Data supplied
+++

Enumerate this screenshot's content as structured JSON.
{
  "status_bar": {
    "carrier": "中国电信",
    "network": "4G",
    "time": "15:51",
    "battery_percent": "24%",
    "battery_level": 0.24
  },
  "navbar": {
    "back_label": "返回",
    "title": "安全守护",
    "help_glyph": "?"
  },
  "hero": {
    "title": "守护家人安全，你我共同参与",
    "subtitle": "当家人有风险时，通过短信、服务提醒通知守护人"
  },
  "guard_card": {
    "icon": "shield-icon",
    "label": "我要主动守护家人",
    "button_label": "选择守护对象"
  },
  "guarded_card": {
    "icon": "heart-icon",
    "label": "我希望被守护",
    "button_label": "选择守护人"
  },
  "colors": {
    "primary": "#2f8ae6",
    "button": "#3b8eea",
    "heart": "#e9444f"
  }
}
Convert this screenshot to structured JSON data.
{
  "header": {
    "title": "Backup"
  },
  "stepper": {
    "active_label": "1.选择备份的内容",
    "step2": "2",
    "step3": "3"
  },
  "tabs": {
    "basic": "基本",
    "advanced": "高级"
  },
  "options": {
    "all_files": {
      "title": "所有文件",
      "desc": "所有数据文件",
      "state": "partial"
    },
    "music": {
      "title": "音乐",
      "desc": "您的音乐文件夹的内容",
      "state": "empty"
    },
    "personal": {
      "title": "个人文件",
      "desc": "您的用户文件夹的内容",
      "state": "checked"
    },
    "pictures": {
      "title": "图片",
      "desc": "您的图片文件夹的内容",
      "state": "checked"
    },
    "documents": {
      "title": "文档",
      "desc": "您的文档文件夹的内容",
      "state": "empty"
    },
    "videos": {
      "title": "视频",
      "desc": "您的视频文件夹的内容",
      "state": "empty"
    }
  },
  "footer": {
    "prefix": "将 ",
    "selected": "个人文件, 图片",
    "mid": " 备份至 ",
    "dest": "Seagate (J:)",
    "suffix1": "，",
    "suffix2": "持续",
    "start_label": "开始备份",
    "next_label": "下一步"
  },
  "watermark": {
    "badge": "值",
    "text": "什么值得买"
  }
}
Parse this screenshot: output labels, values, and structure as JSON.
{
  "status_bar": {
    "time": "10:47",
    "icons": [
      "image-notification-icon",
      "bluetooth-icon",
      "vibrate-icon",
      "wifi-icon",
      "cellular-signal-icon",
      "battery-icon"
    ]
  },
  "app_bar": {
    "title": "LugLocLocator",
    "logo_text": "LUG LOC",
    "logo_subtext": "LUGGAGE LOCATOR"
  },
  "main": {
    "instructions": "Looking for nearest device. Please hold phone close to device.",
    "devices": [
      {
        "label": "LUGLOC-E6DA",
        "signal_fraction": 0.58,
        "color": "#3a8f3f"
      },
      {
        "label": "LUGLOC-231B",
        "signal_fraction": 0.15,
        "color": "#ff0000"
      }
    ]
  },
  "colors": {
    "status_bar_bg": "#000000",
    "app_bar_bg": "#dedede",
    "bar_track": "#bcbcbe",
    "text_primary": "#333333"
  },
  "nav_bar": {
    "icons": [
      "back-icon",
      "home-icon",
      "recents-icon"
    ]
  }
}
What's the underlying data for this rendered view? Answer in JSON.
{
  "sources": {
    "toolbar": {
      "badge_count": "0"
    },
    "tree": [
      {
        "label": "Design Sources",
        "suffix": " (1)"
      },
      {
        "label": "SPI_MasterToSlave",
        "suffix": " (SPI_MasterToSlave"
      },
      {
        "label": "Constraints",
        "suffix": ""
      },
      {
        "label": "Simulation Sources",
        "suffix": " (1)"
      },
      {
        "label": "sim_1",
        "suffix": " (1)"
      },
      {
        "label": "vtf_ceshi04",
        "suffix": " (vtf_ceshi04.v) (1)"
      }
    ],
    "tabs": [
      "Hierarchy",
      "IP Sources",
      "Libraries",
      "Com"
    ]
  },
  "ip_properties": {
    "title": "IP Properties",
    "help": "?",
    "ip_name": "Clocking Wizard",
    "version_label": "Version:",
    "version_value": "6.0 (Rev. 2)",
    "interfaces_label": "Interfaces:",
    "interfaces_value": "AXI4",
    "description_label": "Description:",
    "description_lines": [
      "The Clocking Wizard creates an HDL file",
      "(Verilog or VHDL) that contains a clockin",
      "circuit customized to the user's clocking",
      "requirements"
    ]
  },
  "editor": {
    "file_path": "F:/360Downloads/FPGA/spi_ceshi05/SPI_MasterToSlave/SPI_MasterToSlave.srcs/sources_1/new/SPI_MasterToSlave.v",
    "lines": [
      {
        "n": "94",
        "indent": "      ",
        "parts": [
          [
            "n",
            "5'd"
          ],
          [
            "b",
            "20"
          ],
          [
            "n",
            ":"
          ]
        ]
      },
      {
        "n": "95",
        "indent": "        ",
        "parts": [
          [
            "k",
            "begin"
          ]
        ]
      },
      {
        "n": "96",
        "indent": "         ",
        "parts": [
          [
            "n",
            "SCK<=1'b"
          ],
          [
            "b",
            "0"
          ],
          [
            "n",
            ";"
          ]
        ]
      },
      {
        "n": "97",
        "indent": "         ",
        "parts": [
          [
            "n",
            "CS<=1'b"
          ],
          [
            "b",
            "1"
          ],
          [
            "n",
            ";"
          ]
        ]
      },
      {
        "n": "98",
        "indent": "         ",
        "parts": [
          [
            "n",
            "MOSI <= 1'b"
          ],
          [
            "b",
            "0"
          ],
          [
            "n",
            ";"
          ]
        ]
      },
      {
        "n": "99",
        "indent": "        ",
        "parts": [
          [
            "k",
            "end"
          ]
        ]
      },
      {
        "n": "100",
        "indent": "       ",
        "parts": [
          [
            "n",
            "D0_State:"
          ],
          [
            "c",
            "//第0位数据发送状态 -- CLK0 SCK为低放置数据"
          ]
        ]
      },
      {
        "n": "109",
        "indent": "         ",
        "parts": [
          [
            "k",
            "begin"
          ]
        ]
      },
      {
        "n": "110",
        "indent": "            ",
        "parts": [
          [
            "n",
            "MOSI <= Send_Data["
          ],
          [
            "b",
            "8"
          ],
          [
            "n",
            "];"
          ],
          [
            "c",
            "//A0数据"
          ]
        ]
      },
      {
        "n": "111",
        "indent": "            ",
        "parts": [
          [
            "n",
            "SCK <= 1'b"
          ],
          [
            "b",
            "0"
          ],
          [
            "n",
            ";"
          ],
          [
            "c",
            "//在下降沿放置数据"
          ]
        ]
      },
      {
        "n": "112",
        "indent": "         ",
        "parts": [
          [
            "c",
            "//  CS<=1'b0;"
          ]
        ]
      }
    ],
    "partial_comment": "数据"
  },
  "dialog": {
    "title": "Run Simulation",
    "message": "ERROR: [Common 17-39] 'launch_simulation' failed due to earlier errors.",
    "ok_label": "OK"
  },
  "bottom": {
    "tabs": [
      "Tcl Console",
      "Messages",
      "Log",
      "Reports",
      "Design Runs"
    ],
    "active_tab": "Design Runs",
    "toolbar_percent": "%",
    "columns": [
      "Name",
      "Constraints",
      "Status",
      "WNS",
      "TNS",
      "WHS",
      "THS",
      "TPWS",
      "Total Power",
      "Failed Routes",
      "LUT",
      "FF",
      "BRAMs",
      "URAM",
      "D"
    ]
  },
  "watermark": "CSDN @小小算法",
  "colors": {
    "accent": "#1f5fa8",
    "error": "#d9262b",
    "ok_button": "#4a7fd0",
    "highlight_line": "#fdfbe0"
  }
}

+++

Your goal
Write out all the entries exactly.

Written solution
Enumerate this screenshot's content as structured JSON.
{
  "status_bar": {
    "carrier": "中国电信",
    "network": "4G",
    "time": "15:51",
    "battery_percent": "24%",
    "battery_level": 0.24
  },
  "navbar": {
    "back_label": "返回",
    "title": "安全守护",
    "help_glyph": "?"
  },
  "hero": {
    "title": "守护家人安全，你我共同参与",
    "subtitle": "当家人有风险时，通过短信、服务提醒通知守护人"
  },
  "guard_card": {
    "icon": "shield-icon",
    "label": "我要主动守护家人",
    "button_label": "选择守护对象"
  },
  "guarded_card": {
    "icon": "heart-icon",
    "label": "我希望被守护",
    "button_label": "选择守护人"
  },
  "colors": {
    "primary": "#2f8ae6",
    "button": "#3b8eea",
    "heart": "#e9444f"
  }
}
Convert this screenshot to structured JSON data.
{
  "header": {
    "title": "Backup"
  },
  "stepper": {
    "active_label": "1.选择备份的内容",
    "step2": "2",
    "step3": "3"
  },
  "tabs": {
    "basic": "基本",
    "advanced": "高级"
  },
  "options": {
    "all_files": {
      "title": "所有文件",
      "desc": "所有数据文件",
      "state": "partial"
    },
    "music": {
      "title": "音乐",
      "desc": "您的音乐文件夹的内容",
      "state": "empty"
    },
    "personal": {
      "title": "个人文件",
      "desc": "您的用户文件夹的内容",
      "state": "checked"
    },
    "pictures": {
      "title": "图片",
      "desc": "您的图片文件夹的内容",
      "state": "checked"
    },
    "documents": {
      "title": "文档",
      "desc": "您的文档文件夹的内容",
      "state": "empty"
    },
    "videos": {
      "title": "视频",
      "desc": "您的视频文件夹的内容",
      "state": "empty"
    }
  },
  "footer": {
    "prefix": "将 ",
    "selected": "个人文件, 图片",
    "mid": " 备份至 ",
    "dest": "Seagate (J:)",
    "suffix1": "，",
    "suffix2": "持续",
    "start_label": "开始备份",
    "next_label": "下一步"
  },
  "watermark": {
    "badge": "值",
    "text": "什么值得买"
  }
}
Parse this screenshot: output labels, values, and structure as JSON.
{
  "status_bar": {
    "time": "10:47",
    "icons": [
      "image-notification-icon",
      "bluetooth-icon",
      "vibrate-icon",
      "wifi-icon",
      "cellular-signal-icon",
      "battery-icon"
    ]
  },
  "app_bar": {
    "title": "LugLocLocator",
    "logo_text": "LUG LOC",
    "logo_subtext": "LUGGAGE LOCATOR"
  },
  "main": {
    "instructions": "Looking for nearest device. Please hold phone close to device.",
    "devices": [
      {
        "label": "LUGLOC-E6DA",
        "signal_fraction": 0.58,
        "color": "#3a8f3f"
      },
      {
        "label": "LUGLOC-231B",
        "signal_fraction": 0.15,
        "color": "#ff0000"
      }
    ]
  },
  "colors": {
    "status_bar_bg": "#000000",
    "app_bar_bg": "#dedede",
    "bar_track": "#bcbcbe",
    "text_primary": "#333333"
  },
  "nav_bar": {
    "icons": [
      "back-icon",
      "home-icon",
      "recents-icon"
    ]
  }
}
What's the underlying data for this rendered view? Answer in JSON.
{
  "sources": {
    "toolbar": {
      "badge_count": "0"
    },
    "tree": [
      {
        "label": "Design Sources",
        "suffix": " (1)"
      },
      {
        "label": "SPI_MasterToSlave",
        "suffix": " (SPI_MasterToSlave"
      },
      {
        "label": "Constraints",
        "suffix": ""
      },
      {
        "label": "Simulation Sources",
        "suffix": " (1)"
      },
      {
        "label": "sim_1",
        "suffix": " (1)"
      },
      {
        "label": "vtf_ceshi04",
        "suffix": " (vtf_ceshi04.v) (1)"
      }
    ],
    "tabs": [
      "Hierarchy",
      "IP Sources",
      "Libraries",
      "Com"
    ]
  },
  "ip_properties": {
    "title": "IP Properties",
    "help": "?",
    "ip_name": "Clocking Wizard",
    "version_label": "Version:",
    "version_value": "6.0 (Rev. 2)",
    "interfaces_label": "Interfaces:",
    "interfaces_value": "AXI4",
    "description_label": "Description:",
    "description_lines": [
      "The Clocking Wizard creates an HDL file",
      "(Verilog or VHDL) that contains a clockin",
      "circuit customized to the user's clocking",
      "requirements"
    ]
  },
  "editor": {
    "file_path": "F:/360Downloads/FPGA/spi_ceshi05/SPI_MasterToSlave/SPI_MasterToSlave.srcs/sources_1/new/SPI_MasterToSlave.v",
    "lines": [
      {
        "n": "94",
        "indent": "      ",
        "parts": [
          [
            "n",
            "5'd"
          ],
          [
            "b",
            "20"
          ],
          [
            "n",
            ":"
          ]
        ]
      },
      {
        "n": "95",
        "indent": "        ",
        "parts": [
          [
            "k",
            "begin"
          ]
        ]
      },
      {
        "n": "96",
        "indent": "         ",
        "parts": [
          [
            "n",
            "SCK<=1'b"
          ],
          [
            "b",
            "0"
          ],
          [
            "n",
            ";"
          ]
        ]
      },
      {
        "n": "97",
        "indent": "         ",
        "parts": [
          [
            "n",
            "CS<=1'b"
          ],
          [
            "b",
            "1"
          ],
          [
            "n",
            ";"
          ]
        ]
      },
      {
        "n": "98",
        "indent": "         ",
        "parts": [
          [
            "n",
            "MOSI <= 1'b"
          ],
          [
            "b",
            "0"
          ],
          [
            "n",
            ";"
          ]
        ]
      },
      {
        "n": "99",
        "indent": "        ",
        "parts": [
          [
            "k",
            "end"
          ]
        ]
      },
      {
        "n": "100",
        "indent": "       ",
        "parts": [
          [
            "n",
            "D0_State:"
          ],
          [
            "c",
            "//第0位数据发送状态 -- CLK0 SCK为低放置数据"
          ]
        ]
      },
      {
        "n": "109",
        "indent": "         ",
        "parts": [
          [
            "k",
            "begin"
          ]
        ]
      },
      {
        "n": "110",
        "indent": "            ",
        "parts": [
          [
            "n",
            "MOSI <= Send_Data["
          ],
          [
            "b",
            "8"
          ],
          [
            "n",
            "];"
          ],
          [
            "c",
            "//A0数据"
          ]
        ]
      },
      {
        "n": "111",
        "indent": "            ",
        "parts": [
          [
            "n",
            "SCK <= 1'b"
          ],
          [
            "b",
            "0"
          ],
          [
            "n",
            ";"
          ],
          [
            "c",
            "//在下降沿放置数据"
          ]
        ]
      },
      {
        "n": "112",
        "indent": "         ",
        "parts": [
          [
            "c",
            "//  CS<=1'b0;"
          ]
        ]
      }
    ],
    "partial_comment": "数据"
  },
  "dialog": {
    "title": "Run Simulation",
    "message": "ERROR: [Common 17-39] 'launch_simulation' failed due to earlier errors.",
    "ok_label": "OK"
  },
  "bottom": {
    "tabs": [
      "Tcl Console",
      "Messages",
      "Log",
      "Reports",
      "Design Runs"
    ],
    "active_tab": "Design Runs",
    "toolbar_percent": "%",
    "columns": [
      "Name",
      "Constraints",
      "Status",
      "WNS",
      "TNS",
      "WHS",
      "THS",
      "TPWS",
      "Total Power",
      "Failed Routes",
      "LUT",
      "FF",
      "BRAMs",
      "URAM",
      "D"
    ]
  },
  "watermark": "CSDN @小小算法",
  "colors": {
    "accent": "#1f5fa8",
    "error": "#d9262b",
    "ok_button": "#4a7fd0",
    "highlight_line": "#fdfbe0"
  }
}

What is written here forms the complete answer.